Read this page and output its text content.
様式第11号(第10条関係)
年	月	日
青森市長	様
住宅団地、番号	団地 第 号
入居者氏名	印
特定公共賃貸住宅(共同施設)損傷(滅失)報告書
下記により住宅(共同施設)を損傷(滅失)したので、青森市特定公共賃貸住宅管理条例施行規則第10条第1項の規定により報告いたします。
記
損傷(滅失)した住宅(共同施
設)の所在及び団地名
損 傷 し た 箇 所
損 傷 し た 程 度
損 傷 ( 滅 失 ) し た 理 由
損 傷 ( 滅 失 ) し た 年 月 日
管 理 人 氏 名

---*---

• _STATED GOAL_
Extract each entry in full and write it down exactly.

• _FINISHED EXERCISE_
Read this page and output its text content.
様式第11号(第10条関係)
年	月	日
青森市長	様
住宅団地、番号	団地 第 号
入居者氏名	印
特定公共賃貸住宅(共同施設)損傷(滅失)報告書
下記により住宅(共同施設)を損傷(滅失)したので、青森市特定公共賃貸住宅管理条例施行規則第10条第1項の規定により報告いたします。
記
損傷(滅失)した住宅(共同施
設)の所在及び団地名
損 傷 し た 箇 所
損 傷 し た 程 度
損 傷 ( 滅 失 ) し た 理 由
損 傷 ( 滅 失 ) し た 年 月 日
管 理 人 氏 名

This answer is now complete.